◆ Exercise directions ◆
Pictures stay out; everything else in the records below is copied exactly.

Dataset entries
=-=-=-=-=

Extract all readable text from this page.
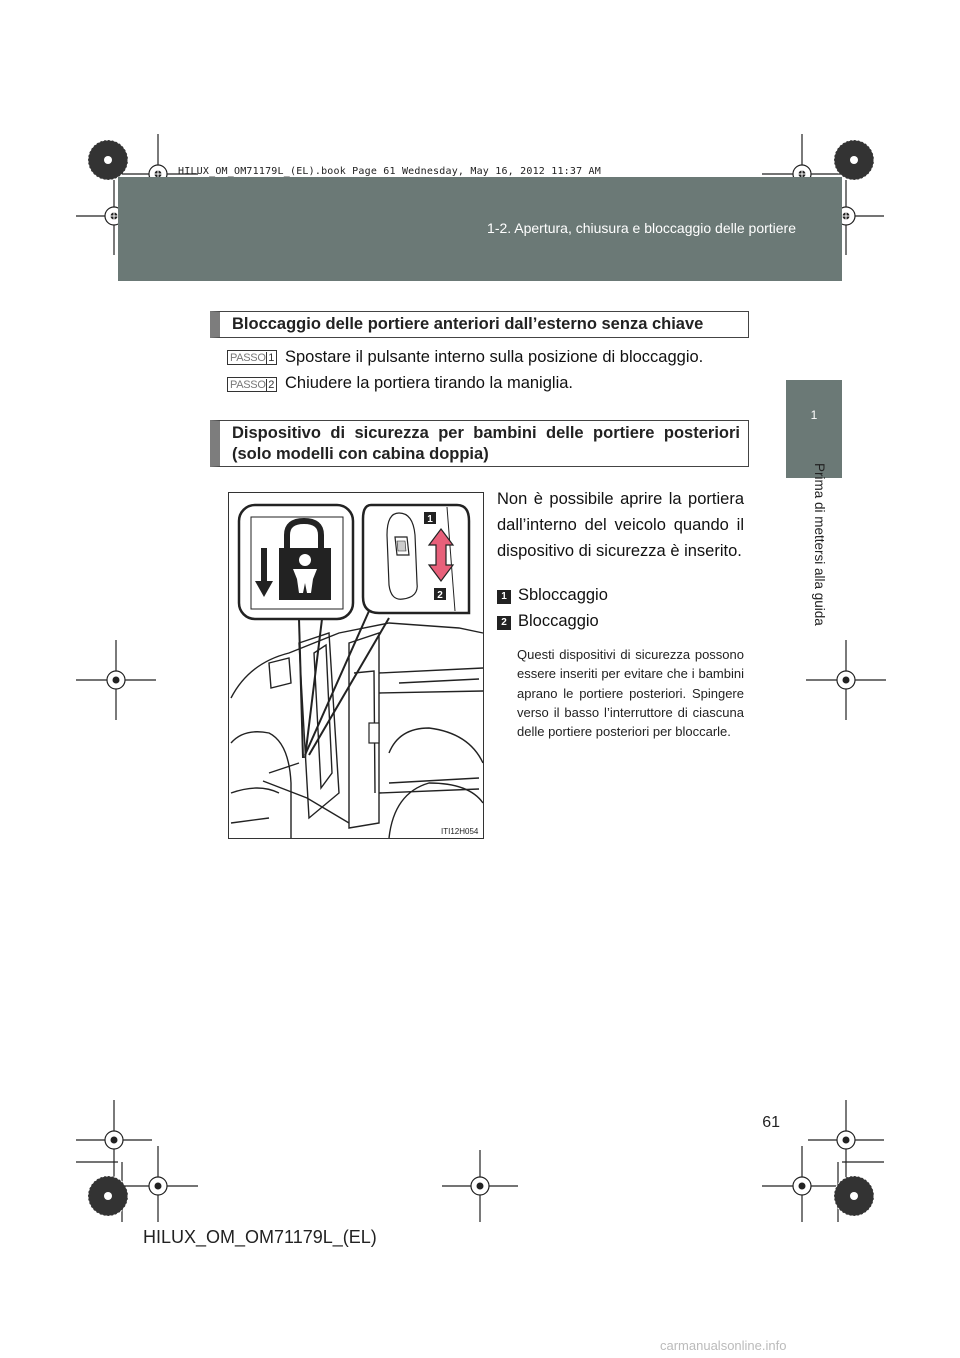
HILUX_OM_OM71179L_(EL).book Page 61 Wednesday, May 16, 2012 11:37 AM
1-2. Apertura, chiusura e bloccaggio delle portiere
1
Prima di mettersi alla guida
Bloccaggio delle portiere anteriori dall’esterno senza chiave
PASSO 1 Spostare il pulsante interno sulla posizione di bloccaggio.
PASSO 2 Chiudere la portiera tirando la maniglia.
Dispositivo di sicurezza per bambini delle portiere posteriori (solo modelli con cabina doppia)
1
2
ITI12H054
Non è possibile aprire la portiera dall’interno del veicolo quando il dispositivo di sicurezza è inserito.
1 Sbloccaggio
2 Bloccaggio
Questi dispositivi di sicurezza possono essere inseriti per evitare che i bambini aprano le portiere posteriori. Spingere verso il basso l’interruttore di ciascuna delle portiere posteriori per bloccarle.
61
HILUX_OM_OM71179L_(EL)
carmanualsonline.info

=-=-=-=-=

◆ Solved problem ◆
Extract all readable text from this page.
HILUX_OM_OM71179L_(EL).book Page 61 Wednesday, May 16, 2012 11:37 AM
1-2. Apertura, chiusura e bloccaggio delle portiere
1
Prima di mettersi alla guida
Bloccaggio delle portiere anteriori dall’esterno senza chiave
PASSO 1 Spostare il pulsante interno sulla posizione di bloccaggio.
PASSO 2 Chiudere la portiera tirando la maniglia.
Dispositivo di sicurezza per bambini delle portiere posteriori (solo modelli con cabina doppia)
1
2
ITI12H054
Non è possibile aprire la portiera dall’interno del veicolo quando il dispositivo di sicurezza è inserito.
1 Sbloccaggio
2 Bloccaggio
Questi dispositivi di sicurezza possono essere inseriti per evitare che i bambini aprano le portiere posteriori. Spingere verso il basso l’interruttore di ciascuna delle portiere posteriori per bloccarle.
61
HILUX_OM_OM71179L_(EL)
carmanualsonline.info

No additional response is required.